Part of a data file:

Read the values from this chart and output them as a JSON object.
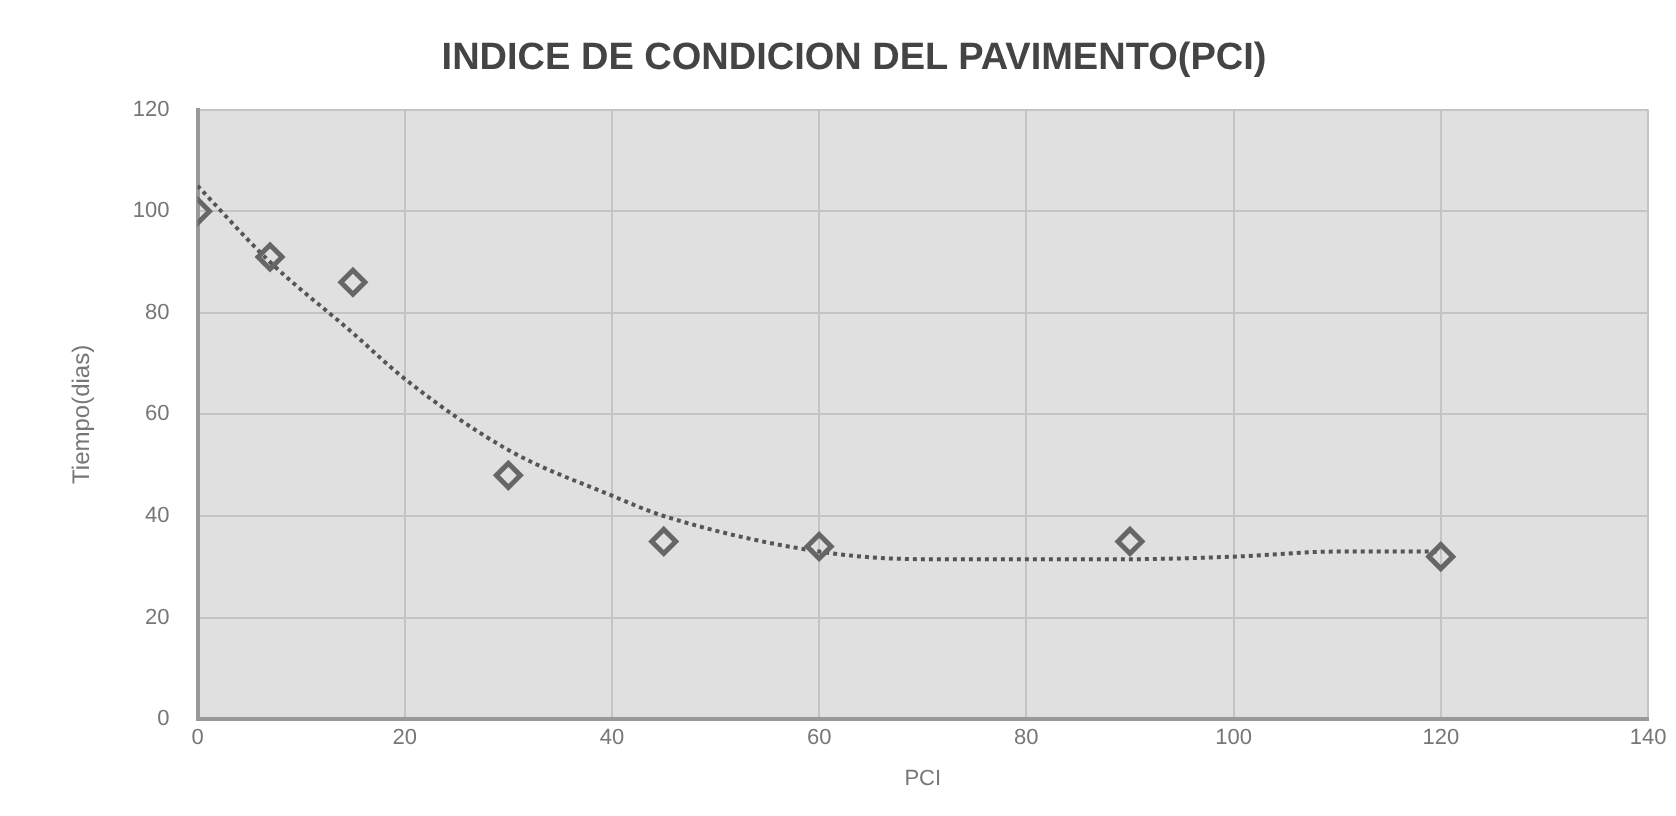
{
  "chart_data": {
    "type": "scatter",
    "title": "INDICE DE CONDICION DEL PAVIMENTO(PCI)",
    "xlabel": "PCI",
    "ylabel": "Tiempo(dias)",
    "x": [
      0,
      7,
      15,
      30,
      45,
      60,
      90,
      120
    ],
    "series": [
      {
        "color": "#666666",
        "values": [
          100,
          91,
          86,
          48,
          35,
          34,
          35,
          32
        ],
        "marker": "diamond"
      },
      {
        "type": "line",
        "color": "#555555",
        "line_style": "dotted",
        "marker": "none",
        "x": [
          0,
          7,
          15,
          20,
          30,
          40,
          45,
          60,
          70,
          80,
          90,
          100,
          110,
          120
        ],
        "values": [
          105,
          90,
          76,
          67,
          53,
          44,
          40,
          33,
          31.5,
          31.5,
          31.5,
          32,
          33,
          33
        ]
      }
    ],
    "xlim": [
      0,
      140
    ],
    "xticks": [
      0,
      20,
      40,
      60,
      80,
      100,
      120,
      140
    ],
    "ylim": [
      0,
      120
    ],
    "yticks": [
      0,
      20,
      40,
      60,
      80,
      100,
      120
    ],
    "grid": true,
    "legend": false
  }
}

### WHAT YOU SHOULD DO
Repeat everything in the records precisely. Images are excluded from the copy.

### SOLUTION TO THIS TASK
Read the values from this chart and output them as a JSON object.
{
  "chart_data": {
    "type": "scatter",
    "title": "INDICE DE CONDICION DEL PAVIMENTO(PCI)",
    "xlabel": "PCI",
    "ylabel": "Tiempo(dias)",
    "x": [
      0,
      7,
      15,
      30,
      45,
      60,
      90,
      120
    ],
    "series": [
      {
        "color": "#666666",
        "values": [
          100,
          91,
          86,
          48,
          35,
          34,
          35,
          32
        ],
        "marker": "diamond"
      },
      {
        "type": "line",
        "color": "#555555",
        "line_style": "dotted",
        "marker": "none",
        "x": [
          0,
          7,
          15,
          20,
          30,
          40,
          45,
          60,
          70,
          80,
          90,
          100,
          110,
          120
        ],
        "values": [
          105,
          90,
          76,
          67,
          53,
          44,
          40,
          33,
          31.5,
          31.5,
          31.5,
          32,
          33,
          33
        ]
      }
    ],
    "xlim": [
      0,
      140
    ],
    "xticks": [
      0,
      20,
      40,
      60,
      80,
      100,
      120,
      140
    ],
    "ylim": [
      0,
      120
    ],
    "yticks": [
      0,
      20,
      40,
      60,
      80,
      100,
      120
    ],
    "grid": true,
    "legend": false
  }
}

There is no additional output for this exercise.